◆ **GOAL**: Omit all images. Transcribe the rest of the material below exactly.

◆ **AVAILABLE DATA**:
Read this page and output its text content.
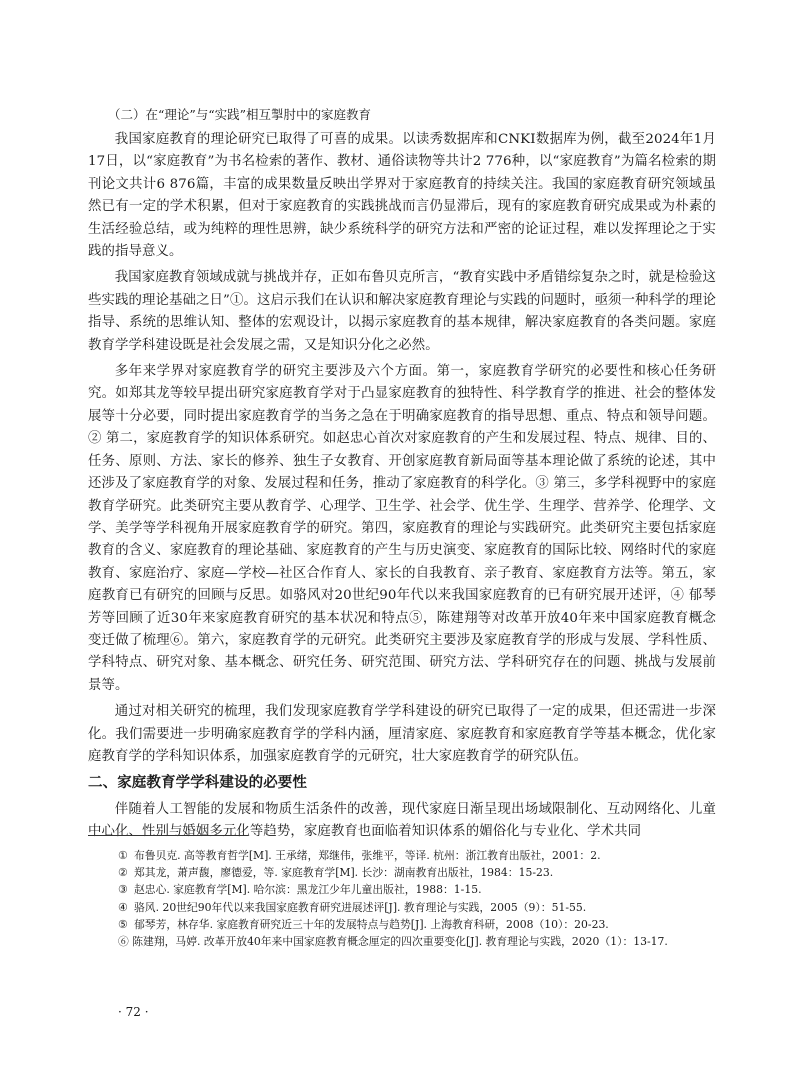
（二）在“理论”与“实践”相互掣肘中的家庭教育

我国家庭教育的理论研究已取得了可喜的成果。以读秀数据库和CNKI数据库为例，截至2024年1月17日，以“家庭教育”为书名检索的著作、教材、通俗读物等共计2 776种，以“家庭教育”为篇名检索的期刊论文共计6 876篇，丰富的成果数量反映出学界对于家庭教育的持续关注。我国的家庭教育研究领域虽然已有一定的学术积累，但对于家庭教育的实践挑战而言仍显滞后，现有的家庭教育研究成果或为朴素的生活经验总结，或为纯粹的理性思辨，缺少系统科学的研究方法和严密的论证过程，难以发挥理论之于实践的指导意义。

我国家庭教育领域成就与挑战并存，正如布鲁贝克所言，“教育实践中矛盾错综复杂之时，就是检验这些实践的理论基础之日”①。这启示我们在认识和解决家庭教育理论与实践的问题时，亟须一种科学的理论指导、系统的思维认知、整体的宏观设计，以揭示家庭教育的基本规律，解决家庭教育的各类问题。家庭教育学学科建设既是社会发展之需，又是知识分化之必然。

多年来学界对家庭教育学的研究主要涉及六个方面。第一，家庭教育学研究的必要性和核心任务研究。如郑其龙等较早提出研究家庭教育学对于凸显家庭教育的独特性、科学教育学的推进、社会的整体发展等十分必要，同时提出家庭教育学的当务之急在于明确家庭教育的指导思想、重点、特点和领导问题。② 第二，家庭教育学的知识体系研究。如赵忠心首次对家庭教育的产生和发展过程、特点、规律、目的、任务、原则、方法、家长的修养、独生子女教育、开创家庭教育新局面等基本理论做了系统的论述，其中还涉及了家庭教育学的对象、发展过程和任务，推动了家庭教育的科学化。③ 第三，多学科视野中的家庭教育学研究。此类研究主要从教育学、心理学、卫生学、社会学、优生学、生理学、营养学、伦理学、文学、美学等学科视角开展家庭教育学的研究。第四，家庭教育的理论与实践研究。此类研究主要包括家庭教育的含义、家庭教育的理论基础、家庭教育的产生与历史演变、家庭教育的国际比较、网络时代的家庭教育、家庭治疗、家庭—学校—社区合作育人、家长的自我教育、亲子教育、家庭教育方法等。第五，家庭教育已有研究的回顾与反思。如骆风对20世纪90年代以来我国家庭教育的已有研究展开述评，④ 郁琴芳等回顾了近30年来家庭教育研究的基本状况和特点⑤，陈建翔等对改革开放40年来中国家庭教育概念变迁做了梳理⑥。第六，家庭教育学的元研究。此类研究主要涉及家庭教育学的形成与发展、学科性质、学科特点、研究对象、基本概念、研究任务、研究范围、研究方法、学科研究存在的问题、挑战与发展前景等。

通过对相关研究的梳理，我们发现家庭教育学学科建设的研究已取得了一定的成果，但还需进一步深化。我们需要进一步明确家庭教育学的学科内涵，厘清家庭、家庭教育和家庭教育学等基本概念，优化家庭教育学的学科知识体系，加强家庭教育学的元研究，壮大家庭教育学的研究队伍。

二、家庭教育学学科建设的必要性

伴随着人工智能的发展和物质生活条件的改善，现代家庭日渐呈现出场域限制化、互动网络化、儿童中心化、性别与婚姻多元化等趋势，家庭教育也面临着知识体系的媚俗化与专业化、学术共同

① 布鲁贝克. 高等教育哲学[M]. 王承绪，郑继伟，张维平，等译. 杭州：浙江教育出版社，2001：2.
② 郑其龙，萧声馥，廖德爱，等. 家庭教育学[M]. 长沙：湖南教育出版社，1984：15-23.
③ 赵忠心. 家庭教育学[M]. 哈尔滨：黑龙江少年儿童出版社，1988：1-15.
④ 骆风. 20世纪90年代以来我国家庭教育研究进展述评[J]. 教育理论与实践，2005（9）：51-55.
⑤ 郁琴芳，林存华. 家庭教育研究近三十年的发展特点与趋势[J]. 上海教育科研，2008（10）：20-23.
⑥ 陈建翔，马婷. 改革开放40年来中国家庭教育概念厘定的四次重要变化[J]. 教育理论与实践，2020（1）：13-17.
· 72 ·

◆ **SOLUTION FOR THIS TASK**:
Read this page and output its text content.
（二）在“理论”与“实践”相互掣肘中的家庭教育

我国家庭教育的理论研究已取得了可喜的成果。以读秀数据库和CNKI数据库为例，截至2024年1月17日，以“家庭教育”为书名检索的著作、教材、通俗读物等共计2 776种，以“家庭教育”为篇名检索的期刊论文共计6 876篇，丰富的成果数量反映出学界对于家庭教育的持续关注。我国的家庭教育研究领域虽然已有一定的学术积累，但对于家庭教育的实践挑战而言仍显滞后，现有的家庭教育研究成果或为朴素的生活经验总结，或为纯粹的理性思辨，缺少系统科学的研究方法和严密的论证过程，难以发挥理论之于实践的指导意义。

我国家庭教育领域成就与挑战并存，正如布鲁贝克所言，“教育实践中矛盾错综复杂之时，就是检验这些实践的理论基础之日”①。这启示我们在认识和解决家庭教育理论与实践的问题时，亟须一种科学的理论指导、系统的思维认知、整体的宏观设计，以揭示家庭教育的基本规律，解决家庭教育的各类问题。家庭教育学学科建设既是社会发展之需，又是知识分化之必然。

多年来学界对家庭教育学的研究主要涉及六个方面。第一，家庭教育学研究的必要性和核心任务研究。如郑其龙等较早提出研究家庭教育学对于凸显家庭教育的独特性、科学教育学的推进、社会的整体发展等十分必要，同时提出家庭教育学的当务之急在于明确家庭教育的指导思想、重点、特点和领导问题。② 第二，家庭教育学的知识体系研究。如赵忠心首次对家庭教育的产生和发展过程、特点、规律、目的、任务、原则、方法、家长的修养、独生子女教育、开创家庭教育新局面等基本理论做了系统的论述，其中还涉及了家庭教育学的对象、发展过程和任务，推动了家庭教育的科学化。③ 第三，多学科视野中的家庭教育学研究。此类研究主要从教育学、心理学、卫生学、社会学、优生学、生理学、营养学、伦理学、文学、美学等学科视角开展家庭教育学的研究。第四，家庭教育的理论与实践研究。此类研究主要包括家庭教育的含义、家庭教育的理论基础、家庭教育的产生与历史演变、家庭教育的国际比较、网络时代的家庭教育、家庭治疗、家庭—学校—社区合作育人、家长的自我教育、亲子教育、家庭教育方法等。第五，家庭教育已有研究的回顾与反思。如骆风对20世纪90年代以来我国家庭教育的已有研究展开述评，④ 郁琴芳等回顾了近30年来家庭教育研究的基本状况和特点⑤，陈建翔等对改革开放40年来中国家庭教育概念变迁做了梳理⑥。第六，家庭教育学的元研究。此类研究主要涉及家庭教育学的形成与发展、学科性质、学科特点、研究对象、基本概念、研究任务、研究范围、研究方法、学科研究存在的问题、挑战与发展前景等。

通过对相关研究的梳理，我们发现家庭教育学学科建设的研究已取得了一定的成果，但还需进一步深化。我们需要进一步明确家庭教育学的学科内涵，厘清家庭、家庭教育和家庭教育学等基本概念，优化家庭教育学的学科知识体系，加强家庭教育学的元研究，壮大家庭教育学的研究队伍。

二、家庭教育学学科建设的必要性

伴随着人工智能的发展和物质生活条件的改善，现代家庭日渐呈现出场域限制化、互动网络化、儿童中心化、性别与婚姻多元化等趋势，家庭教育也面临着知识体系的媚俗化与专业化、学术共同

① 布鲁贝克. 高等教育哲学[M]. 王承绪，郑继伟，张维平，等译. 杭州：浙江教育出版社，2001：2.
② 郑其龙，萧声馥，廖德爱，等. 家庭教育学[M]. 长沙：湖南教育出版社，1984：15-23.
③ 赵忠心. 家庭教育学[M]. 哈尔滨：黑龙江少年儿童出版社，1988：1-15.
④ 骆风. 20世纪90年代以来我国家庭教育研究进展述评[J]. 教育理论与实践，2005（9）：51-55.
⑤ 郁琴芳，林存华. 家庭教育研究近三十年的发展特点与趋势[J]. 上海教育科研，2008（10）：20-23.
⑥ 陈建翔，马婷. 改革开放40年来中国家庭教育概念厘定的四次重要变化[J]. 教育理论与实践，2020（1）：13-17.
· 72 ·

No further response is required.